**What is required**.
Each entry below should be returned exactly as is, with the pictures removed.
⟨
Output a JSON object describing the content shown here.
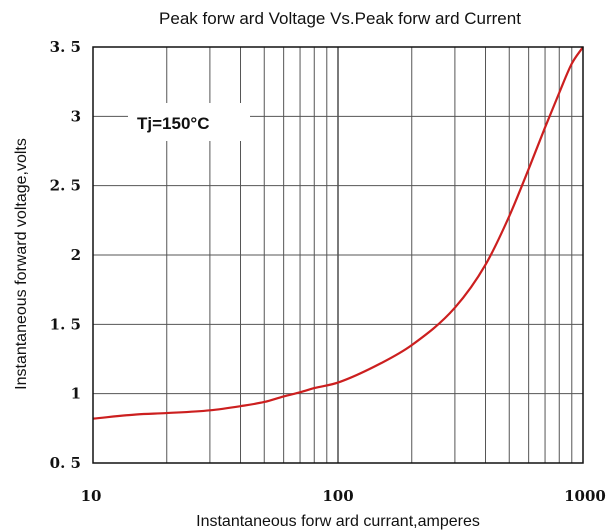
{
  "chart_data": {
    "type": "line",
    "title": "Peak forw ard Voltage Vs.Peak forw ard Current",
    "xlabel": "Instantaneous forw ard currant,amperes",
    "ylabel": "Instantaneous forward voltage,volts",
    "x_scale": "log",
    "xlim": [
      10,
      1000
    ],
    "ylim": [
      0.5,
      3.5
    ],
    "x_ticks": [
      10,
      100,
      1000
    ],
    "x_tick_labels": [
      "10",
      "100",
      "1000"
    ],
    "y_ticks": [
      0.5,
      1,
      1.5,
      2,
      2.5,
      3,
      3.5
    ],
    "y_tick_labels": [
      "0. 5",
      "1",
      "1. 5",
      "2",
      "2. 5",
      "3",
      "3. 5"
    ],
    "grid": true,
    "annotation": "Tj=150°C",
    "series": [
      {
        "color": "#cc1f1f",
        "x": [
          10,
          15,
          20,
          30,
          40,
          50,
          60,
          70,
          80,
          100,
          150,
          200,
          300,
          400,
          500,
          600,
          700,
          800,
          900,
          1000
        ],
        "y": [
          0.82,
          0.85,
          0.86,
          0.88,
          0.91,
          0.94,
          0.98,
          1.01,
          1.04,
          1.08,
          1.22,
          1.35,
          1.62,
          1.93,
          2.28,
          2.62,
          2.92,
          3.17,
          3.38,
          3.5
        ]
      }
    ]
  }
}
⟩
**Solution to this problem**.
Output a JSON object describing the content shown here.
{
  "chart_data": {
    "type": "line",
    "title": "Peak forw ard Voltage Vs.Peak forw ard Current",
    "xlabel": "Instantaneous forw ard currant,amperes",
    "ylabel": "Instantaneous forward voltage,volts",
    "x_scale": "log",
    "xlim": [
      10,
      1000
    ],
    "ylim": [
      0.5,
      3.5
    ],
    "x_ticks": [
      10,
      100,
      1000
    ],
    "x_tick_labels": [
      "10",
      "100",
      "1000"
    ],
    "y_ticks": [
      0.5,
      1,
      1.5,
      2,
      2.5,
      3,
      3.5
    ],
    "y_tick_labels": [
      "0. 5",
      "1",
      "1. 5",
      "2",
      "2. 5",
      "3",
      "3. 5"
    ],
    "grid": true,
    "annotation": "Tj=150°C",
    "series": [
      {
        "color": "#cc1f1f",
        "x": [
          10,
          15,
          20,
          30,
          40,
          50,
          60,
          70,
          80,
          100,
          150,
          200,
          300,
          400,
          500,
          600,
          700,
          800,
          900,
          1000
        ],
        "y": [
          0.82,
          0.85,
          0.86,
          0.88,
          0.91,
          0.94,
          0.98,
          1.01,
          1.04,
          1.08,
          1.22,
          1.35,
          1.62,
          1.93,
          2.28,
          2.62,
          2.92,
          3.17,
          3.38,
          3.5
        ]
      }
    ]
  }
}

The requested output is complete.